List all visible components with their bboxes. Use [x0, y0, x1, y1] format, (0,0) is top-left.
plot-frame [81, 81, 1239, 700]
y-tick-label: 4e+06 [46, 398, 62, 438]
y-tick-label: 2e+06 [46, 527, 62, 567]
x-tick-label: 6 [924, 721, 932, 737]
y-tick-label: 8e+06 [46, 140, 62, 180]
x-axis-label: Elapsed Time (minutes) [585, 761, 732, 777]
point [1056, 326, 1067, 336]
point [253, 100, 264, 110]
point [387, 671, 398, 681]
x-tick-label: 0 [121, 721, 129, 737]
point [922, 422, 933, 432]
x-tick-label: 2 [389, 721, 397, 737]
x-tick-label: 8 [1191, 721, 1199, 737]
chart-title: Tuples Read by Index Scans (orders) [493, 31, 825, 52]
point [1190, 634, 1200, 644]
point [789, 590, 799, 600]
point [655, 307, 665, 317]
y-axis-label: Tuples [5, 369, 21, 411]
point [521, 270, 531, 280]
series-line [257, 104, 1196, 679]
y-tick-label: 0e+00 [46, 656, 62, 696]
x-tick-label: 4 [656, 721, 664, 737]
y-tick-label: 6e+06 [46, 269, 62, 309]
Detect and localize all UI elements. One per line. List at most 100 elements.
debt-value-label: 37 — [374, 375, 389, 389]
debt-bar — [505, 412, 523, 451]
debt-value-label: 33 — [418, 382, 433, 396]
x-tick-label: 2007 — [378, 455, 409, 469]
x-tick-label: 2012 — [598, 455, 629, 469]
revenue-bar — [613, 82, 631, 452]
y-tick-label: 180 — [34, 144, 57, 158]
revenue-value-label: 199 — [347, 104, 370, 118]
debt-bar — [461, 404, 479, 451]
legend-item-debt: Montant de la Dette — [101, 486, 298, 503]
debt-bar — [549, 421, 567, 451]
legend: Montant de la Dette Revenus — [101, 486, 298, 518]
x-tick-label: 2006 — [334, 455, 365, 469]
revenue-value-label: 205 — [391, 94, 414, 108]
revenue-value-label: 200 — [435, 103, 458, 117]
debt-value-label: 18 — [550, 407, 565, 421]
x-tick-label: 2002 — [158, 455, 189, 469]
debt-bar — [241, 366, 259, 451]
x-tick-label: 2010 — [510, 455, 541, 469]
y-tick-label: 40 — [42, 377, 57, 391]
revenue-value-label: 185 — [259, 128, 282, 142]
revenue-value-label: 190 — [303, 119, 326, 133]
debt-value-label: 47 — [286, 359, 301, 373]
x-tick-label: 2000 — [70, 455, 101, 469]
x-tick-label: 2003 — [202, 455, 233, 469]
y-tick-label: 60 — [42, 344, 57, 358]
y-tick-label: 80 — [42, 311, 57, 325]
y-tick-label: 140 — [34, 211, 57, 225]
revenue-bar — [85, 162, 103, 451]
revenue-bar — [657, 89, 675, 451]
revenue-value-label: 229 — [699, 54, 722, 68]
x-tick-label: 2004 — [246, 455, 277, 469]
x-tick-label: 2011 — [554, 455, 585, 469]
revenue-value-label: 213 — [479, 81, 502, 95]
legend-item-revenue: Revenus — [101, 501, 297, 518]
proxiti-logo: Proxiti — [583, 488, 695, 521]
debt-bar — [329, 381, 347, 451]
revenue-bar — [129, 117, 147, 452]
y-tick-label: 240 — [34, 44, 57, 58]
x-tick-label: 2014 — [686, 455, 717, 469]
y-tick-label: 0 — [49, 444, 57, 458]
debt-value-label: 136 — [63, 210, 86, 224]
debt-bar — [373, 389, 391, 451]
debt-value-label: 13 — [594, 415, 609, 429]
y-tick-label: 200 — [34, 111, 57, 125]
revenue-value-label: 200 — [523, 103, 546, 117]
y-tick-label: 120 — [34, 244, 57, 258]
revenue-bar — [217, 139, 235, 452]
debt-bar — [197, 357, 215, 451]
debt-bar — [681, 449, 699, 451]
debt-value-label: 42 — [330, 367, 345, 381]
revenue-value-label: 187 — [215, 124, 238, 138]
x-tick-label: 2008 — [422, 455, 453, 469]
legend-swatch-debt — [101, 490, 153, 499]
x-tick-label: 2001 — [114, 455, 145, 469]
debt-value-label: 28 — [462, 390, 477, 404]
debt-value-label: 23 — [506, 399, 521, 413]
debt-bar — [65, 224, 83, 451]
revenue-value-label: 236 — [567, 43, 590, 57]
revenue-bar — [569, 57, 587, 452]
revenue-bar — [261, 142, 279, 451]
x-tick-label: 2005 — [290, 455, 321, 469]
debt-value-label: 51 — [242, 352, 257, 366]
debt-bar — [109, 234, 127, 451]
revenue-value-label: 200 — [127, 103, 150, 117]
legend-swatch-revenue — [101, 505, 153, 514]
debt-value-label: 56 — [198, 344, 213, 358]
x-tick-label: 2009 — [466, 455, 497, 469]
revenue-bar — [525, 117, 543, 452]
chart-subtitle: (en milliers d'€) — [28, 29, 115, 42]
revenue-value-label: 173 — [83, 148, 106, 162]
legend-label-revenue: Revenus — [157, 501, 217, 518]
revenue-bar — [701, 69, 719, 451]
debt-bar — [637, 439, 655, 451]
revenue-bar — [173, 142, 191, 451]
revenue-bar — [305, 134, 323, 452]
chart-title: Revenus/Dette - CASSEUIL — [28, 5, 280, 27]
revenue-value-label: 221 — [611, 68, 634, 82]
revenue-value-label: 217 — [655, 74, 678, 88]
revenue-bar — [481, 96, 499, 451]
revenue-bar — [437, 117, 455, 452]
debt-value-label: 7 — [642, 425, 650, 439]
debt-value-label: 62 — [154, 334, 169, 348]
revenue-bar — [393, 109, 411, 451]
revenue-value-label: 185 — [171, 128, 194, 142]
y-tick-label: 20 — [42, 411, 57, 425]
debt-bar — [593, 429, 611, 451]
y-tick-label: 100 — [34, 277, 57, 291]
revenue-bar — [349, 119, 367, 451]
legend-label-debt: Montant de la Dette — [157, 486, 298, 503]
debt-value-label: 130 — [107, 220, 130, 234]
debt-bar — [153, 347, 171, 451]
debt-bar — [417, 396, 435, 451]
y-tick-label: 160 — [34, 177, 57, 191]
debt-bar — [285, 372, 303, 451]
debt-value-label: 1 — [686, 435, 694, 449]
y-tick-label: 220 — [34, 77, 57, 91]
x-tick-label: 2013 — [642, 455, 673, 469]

### What the exercise asks
Pull out every line of the entries above and copy each one again without changing anything.

### Response to the task
List all visible components with their bboxes. Use [x0, y0, x1, y1] format, (0,0) is top-left.
plot-frame [81, 81, 1239, 700]
y-tick-label: 4e+06 [46, 398, 62, 438]
y-tick-label: 2e+06 [46, 527, 62, 567]
x-tick-label: 6 [924, 721, 932, 737]
y-tick-label: 8e+06 [46, 140, 62, 180]
x-axis-label: Elapsed Time (minutes) [585, 761, 732, 777]
point [1056, 326, 1067, 336]
point [253, 100, 264, 110]
point [387, 671, 398, 681]
x-tick-label: 0 [121, 721, 129, 737]
point [922, 422, 933, 432]
x-tick-label: 2 [389, 721, 397, 737]
x-tick-label: 8 [1191, 721, 1199, 737]
chart-title: Tuples Read by Index Scans (orders) [493, 31, 825, 52]
point [1190, 634, 1200, 644]
point [789, 590, 799, 600]
point [655, 307, 665, 317]
y-axis-label: Tuples [5, 369, 21, 411]
point [521, 270, 531, 280]
series-line [257, 104, 1196, 679]
y-tick-label: 0e+00 [46, 656, 62, 696]
x-tick-label: 4 [656, 721, 664, 737]
y-tick-label: 6e+06 [46, 269, 62, 309]
Detect and localize all UI elements. One per line. List at most 100 elements.
debt-value-label: 37 — [374, 375, 389, 389]
debt-bar — [505, 412, 523, 451]
debt-value-label: 33 — [418, 382, 433, 396]
x-tick-label: 2007 — [378, 455, 409, 469]
x-tick-label: 2012 — [598, 455, 629, 469]
revenue-bar — [613, 82, 631, 452]
y-tick-label: 180 — [34, 144, 57, 158]
revenue-value-label: 199 — [347, 104, 370, 118]
debt-bar — [461, 404, 479, 451]
legend-item-debt: Montant de la Dette — [101, 486, 298, 503]
debt-bar — [549, 421, 567, 451]
legend: Montant de la Dette Revenus — [101, 486, 298, 518]
x-tick-label: 2006 — [334, 455, 365, 469]
revenue-value-label: 205 — [391, 94, 414, 108]
revenue-value-label: 200 — [435, 103, 458, 117]
debt-value-label: 18 — [550, 407, 565, 421]
x-tick-label: 2002 — [158, 455, 189, 469]
debt-bar — [241, 366, 259, 451]
x-tick-label: 2010 — [510, 455, 541, 469]
y-tick-label: 40 — [42, 377, 57, 391]
revenue-value-label: 185 — [259, 128, 282, 142]
revenue-value-label: 190 — [303, 119, 326, 133]
debt-value-label: 47 — [286, 359, 301, 373]
x-tick-label: 2000 — [70, 455, 101, 469]
x-tick-label: 2003 — [202, 455, 233, 469]
y-tick-label: 60 — [42, 344, 57, 358]
y-tick-label: 80 — [42, 311, 57, 325]
y-tick-label: 140 — [34, 211, 57, 225]
revenue-bar — [85, 162, 103, 451]
revenue-bar — [657, 89, 675, 451]
revenue-value-label: 229 — [699, 54, 722, 68]
x-tick-label: 2004 — [246, 455, 277, 469]
x-tick-label: 2011 — [554, 455, 585, 469]
revenue-value-label: 213 — [479, 81, 502, 95]
legend-item-revenue: Revenus — [101, 501, 297, 518]
proxiti-logo: Proxiti — [583, 488, 695, 521]
debt-bar — [329, 381, 347, 451]
revenue-bar — [129, 117, 147, 452]
y-tick-label: 240 — [34, 44, 57, 58]
x-tick-label: 2014 — [686, 455, 717, 469]
y-tick-label: 0 — [49, 444, 57, 458]
debt-value-label: 136 — [63, 210, 86, 224]
debt-bar — [373, 389, 391, 451]
debt-value-label: 13 — [594, 415, 609, 429]
y-tick-label: 200 — [34, 111, 57, 125]
revenue-value-label: 200 — [523, 103, 546, 117]
y-tick-label: 120 — [34, 244, 57, 258]
revenue-bar — [217, 139, 235, 452]
debt-bar — [197, 357, 215, 451]
debt-bar — [681, 449, 699, 451]
debt-value-label: 42 — [330, 367, 345, 381]
revenue-value-label: 187 — [215, 124, 238, 138]
x-tick-label: 2008 — [422, 455, 453, 469]
legend-swatch-debt — [101, 490, 153, 499]
x-tick-label: 2001 — [114, 455, 145, 469]
debt-value-label: 28 — [462, 390, 477, 404]
debt-value-label: 23 — [506, 399, 521, 413]
debt-bar — [65, 224, 83, 451]
revenue-value-label: 236 — [567, 43, 590, 57]
revenue-bar — [569, 57, 587, 452]
revenue-bar — [261, 142, 279, 451]
x-tick-label: 2005 — [290, 455, 321, 469]
debt-value-label: 51 — [242, 352, 257, 366]
debt-bar — [109, 234, 127, 451]
revenue-value-label: 200 — [127, 103, 150, 117]
legend-swatch-revenue — [101, 505, 153, 514]
debt-value-label: 56 — [198, 344, 213, 358]
x-tick-label: 2009 — [466, 455, 497, 469]
revenue-bar — [525, 117, 543, 452]
chart-subtitle: (en milliers d'€) — [28, 29, 115, 42]
revenue-value-label: 173 — [83, 148, 106, 162]
legend-label-revenue: Revenus — [157, 501, 217, 518]
revenue-bar — [701, 69, 719, 451]
debt-bar — [637, 439, 655, 451]
revenue-bar — [173, 142, 191, 451]
revenue-bar — [305, 134, 323, 452]
chart-title: Revenus/Dette - CASSEUIL — [28, 5, 280, 27]
revenue-value-label: 221 — [611, 68, 634, 82]
revenue-value-label: 217 — [655, 74, 678, 88]
revenue-bar — [481, 96, 499, 451]
revenue-bar — [437, 117, 455, 452]
debt-value-label: 7 — [642, 425, 650, 439]
debt-value-label: 62 — [154, 334, 169, 348]
revenue-bar — [393, 109, 411, 451]
revenue-value-label: 185 — [171, 128, 194, 142]
y-tick-label: 20 — [42, 411, 57, 425]
debt-bar — [593, 429, 611, 451]
y-tick-label: 100 — [34, 277, 57, 291]
revenue-bar — [349, 119, 367, 451]
legend-label-debt: Montant de la Dette — [157, 486, 298, 503]
debt-value-label: 130 — [107, 220, 130, 234]
debt-bar — [153, 347, 171, 451]
debt-bar — [417, 396, 435, 451]
y-tick-label: 160 — [34, 177, 57, 191]
debt-bar — [285, 372, 303, 451]
debt-value-label: 1 — [686, 435, 694, 449]
y-tick-label: 220 — [34, 77, 57, 91]
x-tick-label: 2013 — [642, 455, 673, 469]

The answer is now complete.